#### Input
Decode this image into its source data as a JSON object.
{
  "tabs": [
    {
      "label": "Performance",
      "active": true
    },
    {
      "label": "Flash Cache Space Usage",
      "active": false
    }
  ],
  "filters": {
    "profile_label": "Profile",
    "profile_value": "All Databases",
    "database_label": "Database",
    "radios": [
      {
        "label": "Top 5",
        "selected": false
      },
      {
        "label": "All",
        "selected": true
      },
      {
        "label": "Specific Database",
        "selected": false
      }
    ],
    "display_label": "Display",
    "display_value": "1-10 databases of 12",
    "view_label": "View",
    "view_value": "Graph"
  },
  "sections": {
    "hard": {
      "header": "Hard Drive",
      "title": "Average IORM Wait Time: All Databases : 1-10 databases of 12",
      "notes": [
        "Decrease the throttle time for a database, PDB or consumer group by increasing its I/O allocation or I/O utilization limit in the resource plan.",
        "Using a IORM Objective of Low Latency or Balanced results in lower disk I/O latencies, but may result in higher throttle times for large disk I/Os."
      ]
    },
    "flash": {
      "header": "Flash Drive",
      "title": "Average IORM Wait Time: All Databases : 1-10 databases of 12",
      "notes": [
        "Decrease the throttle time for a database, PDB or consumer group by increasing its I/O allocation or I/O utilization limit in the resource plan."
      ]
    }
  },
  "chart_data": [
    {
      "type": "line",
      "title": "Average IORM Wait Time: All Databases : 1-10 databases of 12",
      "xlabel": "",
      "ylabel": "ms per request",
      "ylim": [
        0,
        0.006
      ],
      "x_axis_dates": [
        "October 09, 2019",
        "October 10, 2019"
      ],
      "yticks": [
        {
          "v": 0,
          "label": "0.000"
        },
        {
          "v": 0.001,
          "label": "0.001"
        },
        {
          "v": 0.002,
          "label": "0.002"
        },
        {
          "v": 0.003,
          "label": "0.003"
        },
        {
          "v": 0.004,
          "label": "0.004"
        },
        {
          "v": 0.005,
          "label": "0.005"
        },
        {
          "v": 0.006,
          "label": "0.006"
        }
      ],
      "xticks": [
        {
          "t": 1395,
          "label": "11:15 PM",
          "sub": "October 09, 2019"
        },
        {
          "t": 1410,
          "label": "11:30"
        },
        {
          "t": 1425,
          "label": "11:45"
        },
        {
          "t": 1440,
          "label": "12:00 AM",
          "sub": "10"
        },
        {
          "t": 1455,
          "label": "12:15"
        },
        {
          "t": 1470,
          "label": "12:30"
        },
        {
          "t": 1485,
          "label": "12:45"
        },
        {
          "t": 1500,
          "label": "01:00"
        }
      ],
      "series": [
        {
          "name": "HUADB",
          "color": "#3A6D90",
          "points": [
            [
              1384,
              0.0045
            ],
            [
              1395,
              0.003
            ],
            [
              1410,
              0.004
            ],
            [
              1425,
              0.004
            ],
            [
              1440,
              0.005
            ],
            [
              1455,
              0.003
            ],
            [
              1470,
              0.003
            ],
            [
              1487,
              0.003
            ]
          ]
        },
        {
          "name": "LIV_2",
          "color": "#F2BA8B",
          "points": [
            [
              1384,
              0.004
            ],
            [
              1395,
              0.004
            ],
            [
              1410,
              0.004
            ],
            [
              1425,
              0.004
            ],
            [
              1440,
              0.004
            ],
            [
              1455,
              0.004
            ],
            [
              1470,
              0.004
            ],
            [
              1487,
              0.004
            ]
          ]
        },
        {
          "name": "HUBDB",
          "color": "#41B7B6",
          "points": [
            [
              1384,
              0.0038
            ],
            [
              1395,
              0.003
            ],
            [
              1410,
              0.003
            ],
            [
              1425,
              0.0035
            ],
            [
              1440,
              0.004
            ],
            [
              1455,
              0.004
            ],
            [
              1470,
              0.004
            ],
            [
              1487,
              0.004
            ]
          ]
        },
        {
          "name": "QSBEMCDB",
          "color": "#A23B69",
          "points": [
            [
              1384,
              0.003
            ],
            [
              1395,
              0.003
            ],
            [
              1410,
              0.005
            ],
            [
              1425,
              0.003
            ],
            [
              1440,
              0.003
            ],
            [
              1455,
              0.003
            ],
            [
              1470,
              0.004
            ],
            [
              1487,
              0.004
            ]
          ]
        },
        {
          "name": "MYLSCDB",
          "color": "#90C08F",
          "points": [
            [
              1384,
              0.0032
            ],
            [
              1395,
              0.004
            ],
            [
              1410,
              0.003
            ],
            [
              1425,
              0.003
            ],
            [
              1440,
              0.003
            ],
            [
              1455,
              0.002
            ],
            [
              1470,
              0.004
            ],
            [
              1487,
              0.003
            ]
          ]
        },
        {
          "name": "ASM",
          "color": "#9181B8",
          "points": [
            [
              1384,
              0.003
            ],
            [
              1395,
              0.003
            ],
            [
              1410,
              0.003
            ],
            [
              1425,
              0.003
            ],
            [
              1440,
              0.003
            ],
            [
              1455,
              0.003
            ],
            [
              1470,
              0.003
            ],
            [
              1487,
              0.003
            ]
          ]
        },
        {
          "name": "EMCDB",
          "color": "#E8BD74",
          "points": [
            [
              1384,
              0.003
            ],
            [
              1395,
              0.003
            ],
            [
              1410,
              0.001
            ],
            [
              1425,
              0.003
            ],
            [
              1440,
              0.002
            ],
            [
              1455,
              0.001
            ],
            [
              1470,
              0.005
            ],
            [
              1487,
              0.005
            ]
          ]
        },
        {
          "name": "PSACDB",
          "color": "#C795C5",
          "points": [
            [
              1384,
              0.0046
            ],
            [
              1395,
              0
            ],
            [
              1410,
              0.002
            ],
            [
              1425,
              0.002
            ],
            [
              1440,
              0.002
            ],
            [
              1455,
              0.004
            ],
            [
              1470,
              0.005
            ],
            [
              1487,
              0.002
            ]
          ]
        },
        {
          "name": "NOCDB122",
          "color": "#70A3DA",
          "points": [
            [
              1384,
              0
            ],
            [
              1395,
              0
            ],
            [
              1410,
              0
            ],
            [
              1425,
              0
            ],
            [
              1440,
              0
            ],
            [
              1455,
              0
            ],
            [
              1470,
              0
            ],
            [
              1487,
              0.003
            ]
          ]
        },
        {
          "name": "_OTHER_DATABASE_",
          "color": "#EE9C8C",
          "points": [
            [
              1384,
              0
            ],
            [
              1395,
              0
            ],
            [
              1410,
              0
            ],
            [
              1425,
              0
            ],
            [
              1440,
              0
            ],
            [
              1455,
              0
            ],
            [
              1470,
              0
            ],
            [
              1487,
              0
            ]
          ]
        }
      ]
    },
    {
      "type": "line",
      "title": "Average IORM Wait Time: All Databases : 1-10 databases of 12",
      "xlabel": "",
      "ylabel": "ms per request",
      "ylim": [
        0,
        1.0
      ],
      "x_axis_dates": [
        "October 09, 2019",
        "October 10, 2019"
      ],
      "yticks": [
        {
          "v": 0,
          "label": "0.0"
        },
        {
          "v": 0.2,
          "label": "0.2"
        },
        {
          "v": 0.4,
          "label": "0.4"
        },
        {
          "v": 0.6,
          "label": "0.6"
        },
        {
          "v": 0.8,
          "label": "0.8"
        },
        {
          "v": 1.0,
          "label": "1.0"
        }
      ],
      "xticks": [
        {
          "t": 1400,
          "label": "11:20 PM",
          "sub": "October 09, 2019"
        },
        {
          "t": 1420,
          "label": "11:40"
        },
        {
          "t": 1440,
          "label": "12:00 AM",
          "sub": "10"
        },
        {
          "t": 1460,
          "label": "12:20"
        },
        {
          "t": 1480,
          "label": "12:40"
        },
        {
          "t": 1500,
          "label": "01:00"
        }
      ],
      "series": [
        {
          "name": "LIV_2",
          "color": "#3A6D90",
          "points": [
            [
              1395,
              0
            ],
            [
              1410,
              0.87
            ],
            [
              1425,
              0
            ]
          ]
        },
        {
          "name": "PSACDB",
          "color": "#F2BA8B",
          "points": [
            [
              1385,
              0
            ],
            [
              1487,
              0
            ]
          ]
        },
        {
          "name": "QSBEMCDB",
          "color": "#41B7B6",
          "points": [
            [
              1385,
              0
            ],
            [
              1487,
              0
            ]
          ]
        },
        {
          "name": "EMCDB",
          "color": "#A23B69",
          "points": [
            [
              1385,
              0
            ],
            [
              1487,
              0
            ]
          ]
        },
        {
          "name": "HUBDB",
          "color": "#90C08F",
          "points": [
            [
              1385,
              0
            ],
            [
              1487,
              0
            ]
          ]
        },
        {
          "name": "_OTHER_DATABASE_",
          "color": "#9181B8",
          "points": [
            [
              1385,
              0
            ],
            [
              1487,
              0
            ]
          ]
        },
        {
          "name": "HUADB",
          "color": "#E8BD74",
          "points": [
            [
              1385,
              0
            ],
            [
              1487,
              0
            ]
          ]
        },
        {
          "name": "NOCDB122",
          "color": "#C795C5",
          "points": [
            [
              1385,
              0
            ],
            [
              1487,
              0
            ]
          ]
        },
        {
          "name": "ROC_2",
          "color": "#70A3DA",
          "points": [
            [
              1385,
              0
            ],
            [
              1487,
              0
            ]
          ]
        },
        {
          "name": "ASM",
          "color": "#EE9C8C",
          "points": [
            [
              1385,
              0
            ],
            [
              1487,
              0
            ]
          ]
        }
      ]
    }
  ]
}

#### Task directions
Select all lines in the listing that include the word "increasing".

#### Exercise answer
        "Decrease the throttle time for a database, PDB or consumer group by increasing its I/O allocation or I/O utilization limit in the resource plan.",
        "Decrease the throttle time for a database, PDB or consumer group by increasing its I/O allocation or I/O utilization limit in the resource plan."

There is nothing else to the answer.